What the exercise asks: Your task is to transcribe the records exactly, skipping every image.
#### Data excerpts ####
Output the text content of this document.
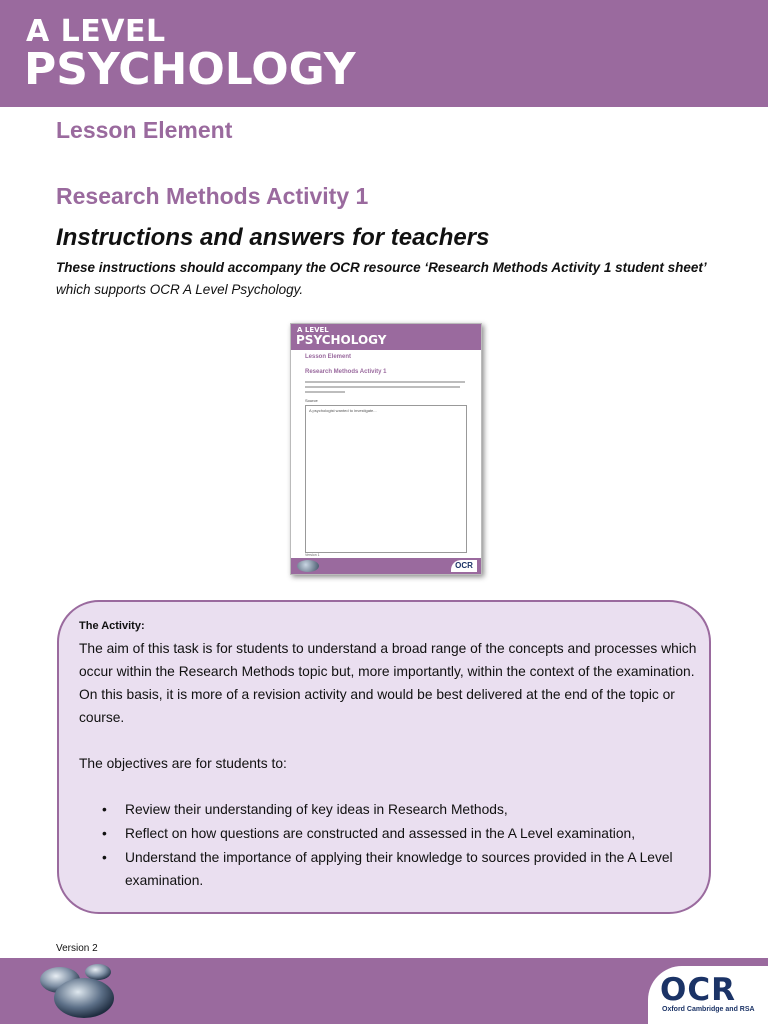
A LEVEL
PSYCHOLOGY
Lesson Element
Research Methods Activity 1
Instructions and answers for teachers
These instructions should accompany the OCR resource ‘Research Methods Activity 1 student sheet’ which supports OCR A Level Psychology.
A LEVEL
PSYCHOLOGY
Lesson Element
Research Methods Activity 1
Source
A psychologist wanted to investigate...
Version 1
OCR
The Activity:
The aim of this task is for students to understand a broad range of the concepts and processes which occur within the Research Methods topic but, more importantly, within the context of the examination. On this basis, it is more of a revision activity and would be best delivered at the end of the topic or course.
The objectives are for students to:
• Review their understanding of key ideas in Research Methods,
• Reflect on how questions are constructed and assessed in the A Level examination,
• Understand the importance of applying their knowledge to sources provided in the A Level examination.
Version 2
OCR
Oxford Cambridge and RSA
####
Written response:
Output the text content of this document.
A LEVEL
PSYCHOLOGY
Lesson Element
Research Methods Activity 1
Instructions and answers for teachers
These instructions should accompany the OCR resource ‘Research Methods Activity 1 student sheet’ which supports OCR A Level Psychology.
A LEVEL
PSYCHOLOGY
Lesson Element
Research Methods Activity 1
Source
A psychologist wanted to investigate...
Version 1
OCR
The Activity:
The aim of this task is for students to understand a broad range of the concepts and processes which occur within the Research Methods topic but, more importantly, within the context of the examination. On this basis, it is more of a revision activity and would be best delivered at the end of the topic or course.
The objectives are for students to:
• Review their understanding of key ideas in Research Methods,
• Reflect on how questions are constructed and assessed in the A Level examination,
• Understand the importance of applying their knowledge to sources provided in the A Level examination.
Version 2
OCR
Oxford Cambridge and RSA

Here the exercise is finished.